[INPUT ROWS]
= = =

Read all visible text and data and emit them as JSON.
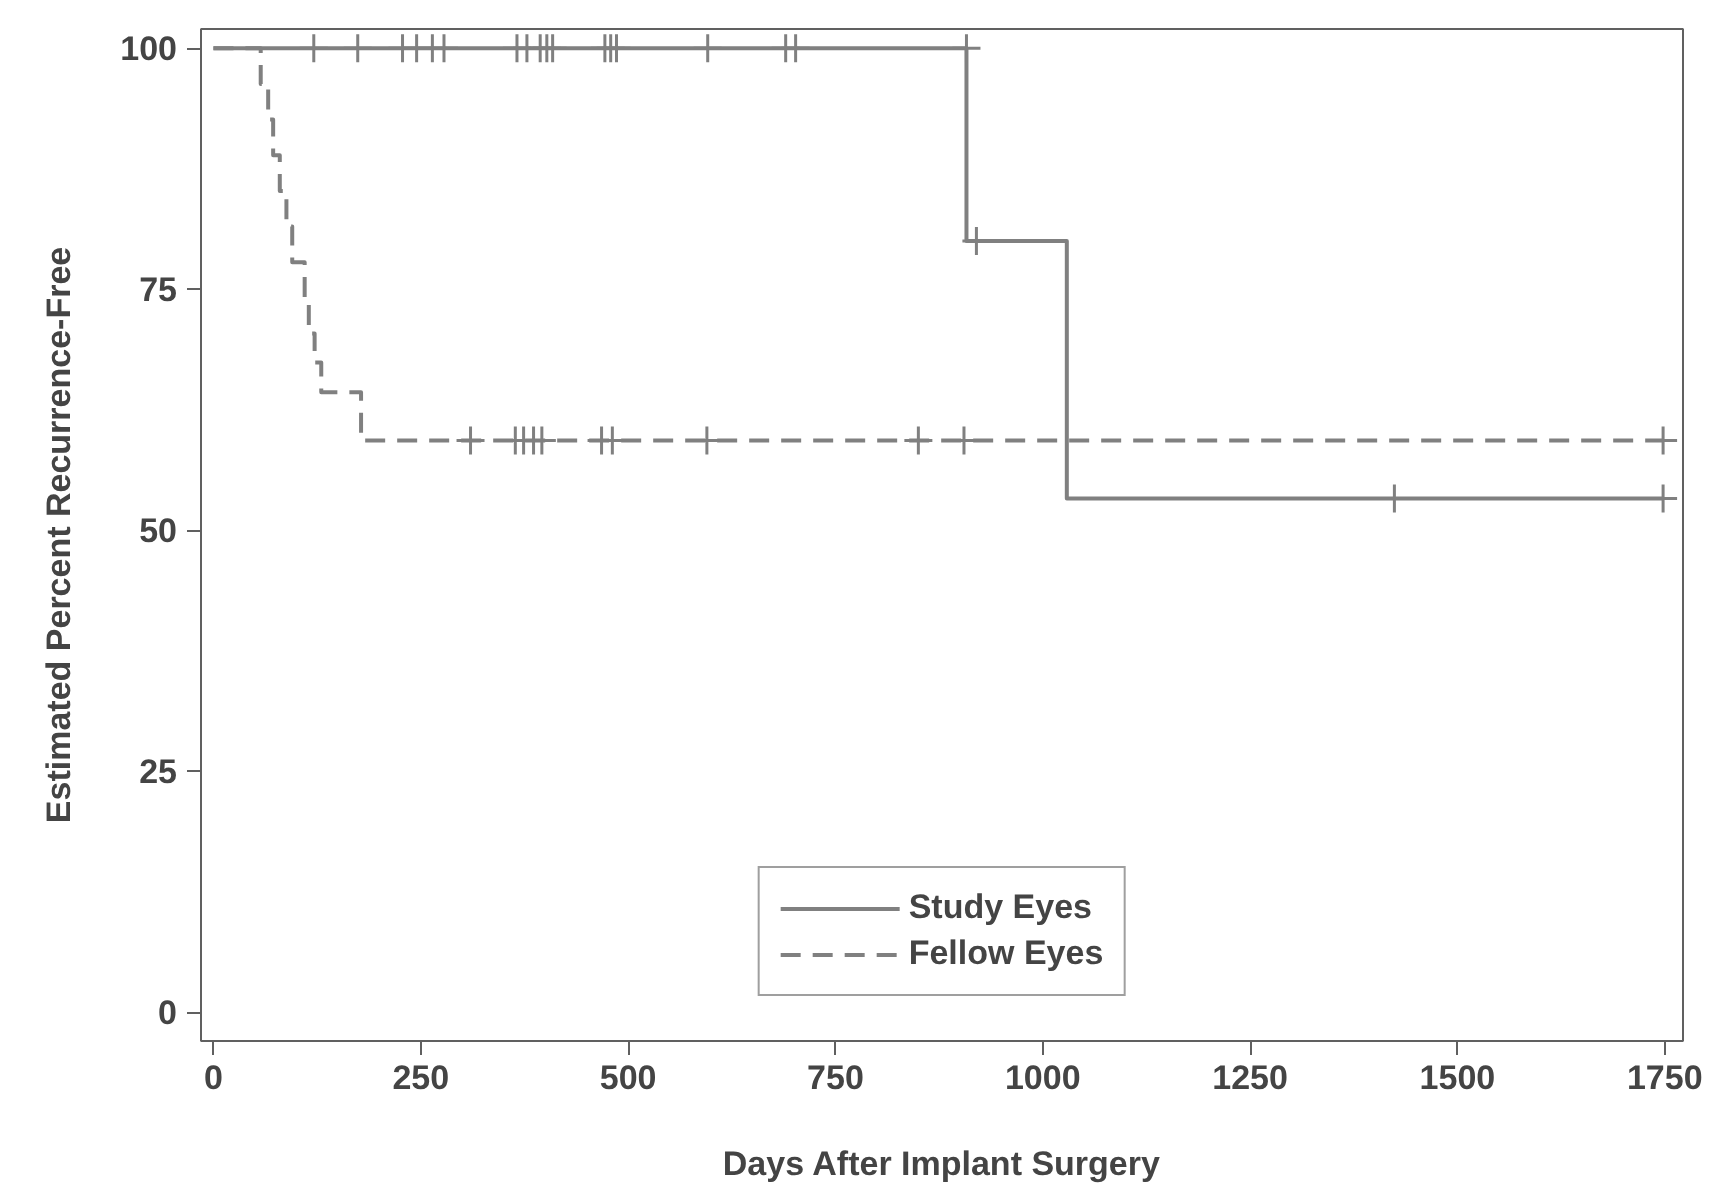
{
  "chart_data": {
    "type": "step",
    "xlabel": "Days After Implant Surgery",
    "ylabel": "Estimated Percent Recurrence-Free",
    "xlim": [
      -15,
      1772
    ],
    "ylim": [
      -3,
      102
    ],
    "xticks": [
      0,
      250,
      500,
      750,
      1000,
      1250,
      1500,
      1750
    ],
    "yticks": [
      0,
      25,
      50,
      75,
      100
    ],
    "grid": false,
    "legend": "bottom",
    "series": [
      {
        "name": "Study Eyes",
        "color": "#808080",
        "line_style": "solid",
        "x": [
          0,
          908,
          1029,
          1748
        ],
        "values": [
          100,
          80,
          53.3,
          53.3
        ]
      },
      {
        "name": "Fellow Eyes",
        "color": "#808080",
        "line_style": "dashed",
        "x": [
          0,
          57,
          66,
          72,
          80,
          88,
          95,
          110,
          115,
          122,
          130,
          178,
          1748
        ],
        "values": [
          100,
          96.3,
          92.6,
          88.9,
          85.2,
          81.5,
          77.8,
          74.1,
          70.4,
          67.4,
          64.3,
          59.3,
          59.3
        ]
      },
      {
        "type": "scatter",
        "marker": "cross",
        "color": "#808080",
        "x": [
          121,
          174,
          228,
          245,
          264,
          278,
          366,
          378,
          394,
          402,
          409,
          472,
          479,
          486,
          596,
          690,
          702,
          908,
          920,
          1424,
          1748
        ],
        "values": [
          100,
          100,
          100,
          100,
          100,
          100,
          100,
          100,
          100,
          100,
          100,
          100,
          100,
          100,
          100,
          100,
          100,
          100,
          80,
          53.3,
          53.3
        ]
      },
      {
        "type": "scatter",
        "marker": "cross",
        "color": "#808080",
        "x": [
          310,
          364,
          374,
          386,
          396,
          468,
          481,
          595,
          850,
          905,
          1748
        ],
        "values": [
          59.3,
          59.3,
          59.3,
          59.3,
          59.3,
          59.3,
          59.3,
          59.3,
          59.3,
          59.3,
          59.3
        ]
      }
    ]
  }
}
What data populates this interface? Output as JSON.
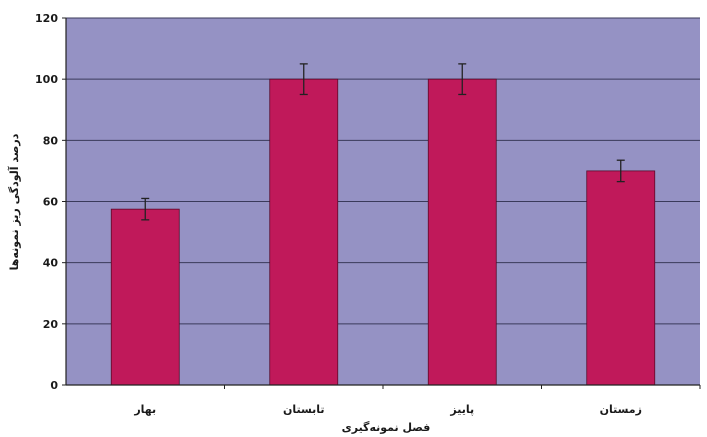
{
  "chart_data": {
    "type": "bar",
    "categories": [
      "بهار",
      "تابستان",
      "پاییز",
      "زمستان"
    ],
    "values": [
      57.5,
      100,
      100,
      70
    ],
    "error": [
      3.5,
      5,
      5,
      3.5
    ],
    "xlabel": "فصل نمونه‌گیری",
    "ylabel": "درصد آلودگی ریز نمونه‌ها",
    "ylim": [
      0,
      120
    ],
    "yticks": [
      0,
      20,
      40,
      60,
      80,
      100,
      120
    ],
    "grid": true,
    "colors": {
      "bar": "#c0195a",
      "plot_background": "#9592c4",
      "gridline": "#3a3a5a",
      "error_bar": "#222222"
    }
  }
}
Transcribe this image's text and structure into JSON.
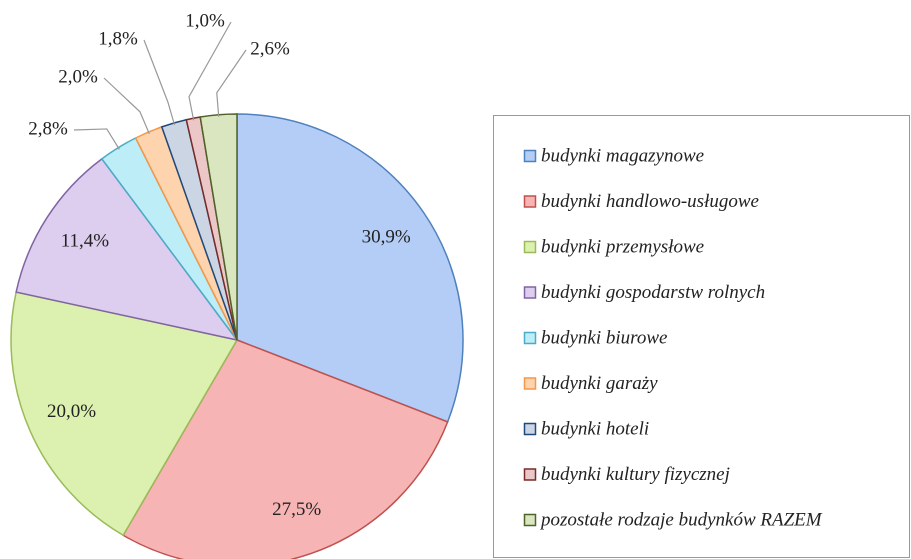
{
  "chart_data": {
    "type": "pie",
    "categories": [
      "budynki magazynowe",
      "budynki handlowo-usługowe",
      "budynki przemysłowe",
      "budynki gospodarstw rolnych",
      "budynki biurowe",
      "budynki garaży",
      "budynki hoteli",
      "budynki kultury fizycznej",
      "pozostałe rodzaje budynków RAZEM"
    ],
    "values": [
      30.9,
      27.5,
      20.0,
      11.4,
      2.8,
      2.0,
      1.8,
      1.0,
      2.6
    ],
    "value_labels": [
      "30,9%",
      "27,5%",
      "20,0%",
      "11,4%",
      "2,8%",
      "2,0%",
      "1,8%",
      "1,0%",
      "2,6%"
    ],
    "colors": [
      "#4f81bd",
      "#c0504d",
      "#9bbb59",
      "#8064a2",
      "#4bacc6",
      "#f79646",
      "#1f497d",
      "#772c2a",
      "#4f6228"
    ],
    "fills": [
      "#b4cdf7",
      "#f7b4b4",
      "#dcf0b0",
      "#ddcdee",
      "#bdeef7",
      "#fdd4ae",
      "#cbd5e3",
      "#ebc7c7",
      "#d9e6c0"
    ],
    "legend": "right"
  }
}
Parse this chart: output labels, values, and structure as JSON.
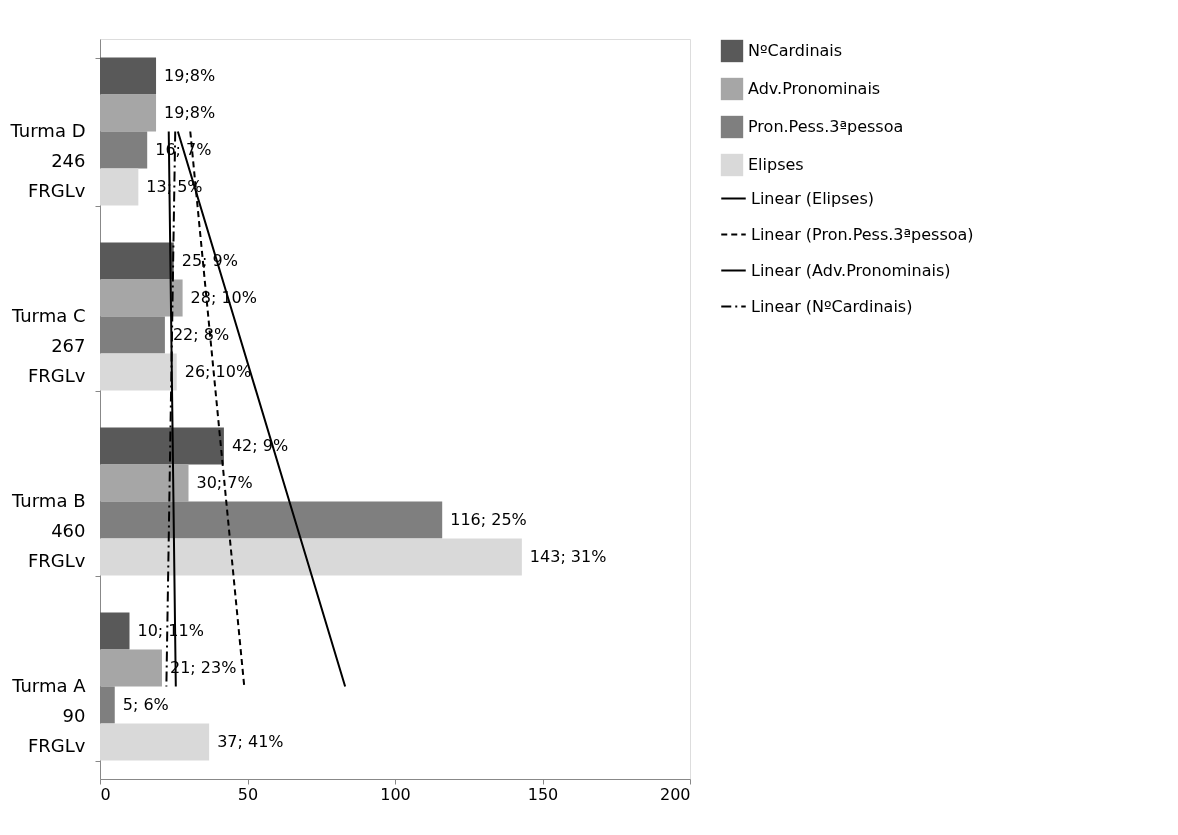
{
  "chart_data": {
    "type": "bar",
    "orientation": "horizontal",
    "categories": [
      "Turma D\n246\nFRGLv",
      "Turma C\n267\nFRGLv",
      "Turma B\n460\nFRGLv",
      "Turma A\n90\nFRGLv"
    ],
    "series": [
      {
        "name": "NºCardinais",
        "color": "#595959",
        "values": [
          19,
          25,
          42,
          10
        ],
        "value_labels": [
          "19;8%",
          "25; 9%",
          "42; 9%",
          "10; 11%"
        ]
      },
      {
        "name": "Adv.Pronominais",
        "color": "#a6a6a6",
        "values": [
          19,
          28,
          30,
          21
        ],
        "value_labels": [
          "19;8%",
          "28; 10%",
          "30; 7%",
          "21; 23%"
        ]
      },
      {
        "name": "Pron.Pess.3ªpessoa",
        "color": "#7f7f7f",
        "values": [
          16,
          22,
          116,
          5
        ],
        "value_labels": [
          "16; 7%",
          "22; 8%",
          "116; 25%",
          "5; 6%"
        ]
      },
      {
        "name": "Elipses",
        "color": "#d9d9d9",
        "values": [
          13,
          26,
          143,
          37
        ],
        "value_labels": [
          "13; 5%",
          "26; 10%",
          "143; 31%",
          "37; 41%"
        ]
      },
      {
        "name": "Linear (Elipses)",
        "type": "line",
        "color": "#000000",
        "line_style": "solid",
        "values": [
          26.4,
          45.3,
          64.2,
          83.1
        ]
      },
      {
        "name": "Linear (Pron.Pess.3ªpessoa)",
        "type": "line",
        "color": "#000000",
        "line_style": "dashed",
        "values": [
          30.6,
          36.7,
          42.8,
          48.9
        ]
      },
      {
        "name": "Linear (Adv.Pronominais)",
        "type": "line",
        "color": "#000000",
        "line_style": "solid",
        "values": [
          23.3,
          24.1,
          24.9,
          25.7
        ]
      },
      {
        "name": "Linear (NºCardinais)",
        "type": "line",
        "color": "#000000",
        "line_style": "dotted",
        "values": [
          25.5,
          24.5,
          23.5,
          22.5
        ]
      }
    ],
    "xlim": [
      0,
      200
    ],
    "xticks": [
      0,
      50,
      100,
      150,
      200
    ],
    "grid": false,
    "legend": "right"
  }
}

= = =

[YOUR GOAL] From the records, copy every line that has the string "Pess" in it.

[WRITTEN ANSWER]
        "name": "Pron.Pess.3ªpessoa",
        "name": "Linear (Pron.Pess.3ªpessoa)",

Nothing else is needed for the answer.